Labeled box records:
* * * * *

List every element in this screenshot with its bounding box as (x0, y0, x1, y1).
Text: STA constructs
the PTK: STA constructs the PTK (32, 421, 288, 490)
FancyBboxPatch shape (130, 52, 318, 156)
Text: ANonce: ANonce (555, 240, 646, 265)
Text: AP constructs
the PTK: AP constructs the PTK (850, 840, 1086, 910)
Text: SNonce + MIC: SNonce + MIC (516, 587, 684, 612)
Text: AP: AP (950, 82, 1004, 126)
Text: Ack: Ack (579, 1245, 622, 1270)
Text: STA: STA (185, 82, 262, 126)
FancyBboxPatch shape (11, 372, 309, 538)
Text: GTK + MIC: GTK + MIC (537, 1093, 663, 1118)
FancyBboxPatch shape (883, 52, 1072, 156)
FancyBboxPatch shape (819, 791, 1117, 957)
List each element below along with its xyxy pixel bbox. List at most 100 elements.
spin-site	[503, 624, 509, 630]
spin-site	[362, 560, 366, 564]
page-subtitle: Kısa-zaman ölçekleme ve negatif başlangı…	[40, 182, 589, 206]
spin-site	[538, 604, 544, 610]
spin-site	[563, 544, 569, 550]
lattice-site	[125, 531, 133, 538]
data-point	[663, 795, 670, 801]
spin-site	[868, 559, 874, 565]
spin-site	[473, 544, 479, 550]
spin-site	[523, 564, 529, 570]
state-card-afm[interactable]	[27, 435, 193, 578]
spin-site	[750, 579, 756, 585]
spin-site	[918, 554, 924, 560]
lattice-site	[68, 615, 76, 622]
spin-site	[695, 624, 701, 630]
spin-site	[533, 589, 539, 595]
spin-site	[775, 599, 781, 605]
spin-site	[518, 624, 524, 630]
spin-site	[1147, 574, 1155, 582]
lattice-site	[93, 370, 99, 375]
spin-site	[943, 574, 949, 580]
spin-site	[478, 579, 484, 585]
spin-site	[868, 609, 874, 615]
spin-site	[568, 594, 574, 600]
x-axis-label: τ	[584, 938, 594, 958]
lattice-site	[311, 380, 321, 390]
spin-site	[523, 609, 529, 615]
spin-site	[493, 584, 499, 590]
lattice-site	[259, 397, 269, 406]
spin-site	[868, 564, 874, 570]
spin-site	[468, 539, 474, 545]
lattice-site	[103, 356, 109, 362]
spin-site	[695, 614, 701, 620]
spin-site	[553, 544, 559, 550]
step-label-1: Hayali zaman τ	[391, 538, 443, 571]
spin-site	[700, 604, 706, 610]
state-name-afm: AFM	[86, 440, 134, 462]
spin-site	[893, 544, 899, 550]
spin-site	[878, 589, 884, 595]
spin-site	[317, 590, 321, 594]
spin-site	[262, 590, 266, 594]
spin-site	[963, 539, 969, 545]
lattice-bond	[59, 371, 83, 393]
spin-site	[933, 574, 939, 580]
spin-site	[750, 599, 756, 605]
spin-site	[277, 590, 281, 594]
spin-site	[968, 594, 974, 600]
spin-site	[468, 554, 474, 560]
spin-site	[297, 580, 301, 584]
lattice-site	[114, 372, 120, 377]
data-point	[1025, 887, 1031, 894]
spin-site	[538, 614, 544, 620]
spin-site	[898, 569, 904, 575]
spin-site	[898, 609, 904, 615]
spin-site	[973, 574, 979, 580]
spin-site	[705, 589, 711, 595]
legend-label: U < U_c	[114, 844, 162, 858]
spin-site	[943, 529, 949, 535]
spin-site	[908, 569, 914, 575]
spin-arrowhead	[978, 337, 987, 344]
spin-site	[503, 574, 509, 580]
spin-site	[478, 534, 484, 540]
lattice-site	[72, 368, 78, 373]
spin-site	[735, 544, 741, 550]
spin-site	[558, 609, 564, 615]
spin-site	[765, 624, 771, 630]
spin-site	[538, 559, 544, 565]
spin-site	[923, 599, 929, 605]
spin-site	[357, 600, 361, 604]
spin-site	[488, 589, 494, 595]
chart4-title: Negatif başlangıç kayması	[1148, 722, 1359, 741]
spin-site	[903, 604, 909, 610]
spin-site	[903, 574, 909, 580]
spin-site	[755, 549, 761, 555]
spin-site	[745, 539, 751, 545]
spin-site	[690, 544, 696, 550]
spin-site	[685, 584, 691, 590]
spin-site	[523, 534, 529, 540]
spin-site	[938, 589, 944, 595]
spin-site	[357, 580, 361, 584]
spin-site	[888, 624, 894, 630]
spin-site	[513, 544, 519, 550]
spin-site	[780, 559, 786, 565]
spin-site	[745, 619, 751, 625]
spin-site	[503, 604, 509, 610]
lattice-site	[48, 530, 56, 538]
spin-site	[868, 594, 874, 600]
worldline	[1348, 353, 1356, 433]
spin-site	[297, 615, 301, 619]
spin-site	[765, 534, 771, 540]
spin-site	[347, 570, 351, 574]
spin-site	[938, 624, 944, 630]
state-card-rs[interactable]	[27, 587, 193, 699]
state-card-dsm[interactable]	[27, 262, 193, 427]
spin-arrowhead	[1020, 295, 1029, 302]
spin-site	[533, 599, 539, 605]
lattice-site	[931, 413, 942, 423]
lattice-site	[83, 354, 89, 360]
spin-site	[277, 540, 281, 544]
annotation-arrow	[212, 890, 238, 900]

* * * * *

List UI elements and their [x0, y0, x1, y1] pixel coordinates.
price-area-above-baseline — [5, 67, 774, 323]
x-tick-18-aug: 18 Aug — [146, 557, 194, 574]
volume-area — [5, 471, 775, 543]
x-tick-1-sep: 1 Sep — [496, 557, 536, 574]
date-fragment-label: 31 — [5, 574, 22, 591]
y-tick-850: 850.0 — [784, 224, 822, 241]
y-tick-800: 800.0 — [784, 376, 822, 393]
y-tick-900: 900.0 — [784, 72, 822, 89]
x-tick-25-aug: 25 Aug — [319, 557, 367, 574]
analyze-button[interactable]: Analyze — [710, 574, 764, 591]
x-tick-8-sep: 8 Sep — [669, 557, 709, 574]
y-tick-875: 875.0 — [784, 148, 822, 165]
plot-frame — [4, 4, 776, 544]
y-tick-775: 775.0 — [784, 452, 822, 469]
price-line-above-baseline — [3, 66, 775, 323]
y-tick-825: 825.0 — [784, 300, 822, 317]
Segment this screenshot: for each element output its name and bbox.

* * * * *

### AIM
Convert the lines of the records into a Markdown table with a "No." column for the row number and a "Line" column for the line itself. Begin at the line that contains "List every element", stop after the line that contains "Text: AP constructs", and omit any blank lines.

### WRITTEN SOLUTION
| No. | Line |
|---|---|
| 1 | List every element in this screenshot with its bounding box as (x0, y0, x1, y1). |
| 2 | Text: STA constructs |
| 3 | the PTK: STA constructs the PTK (32, 421, 288, 490) |
| 4 | FancyBboxPatch shape (130, 52, 318, 156) |
| 5 | Text: ANonce: ANonce (555, 240, 646, 265) |
| 6 | Text: AP constructs |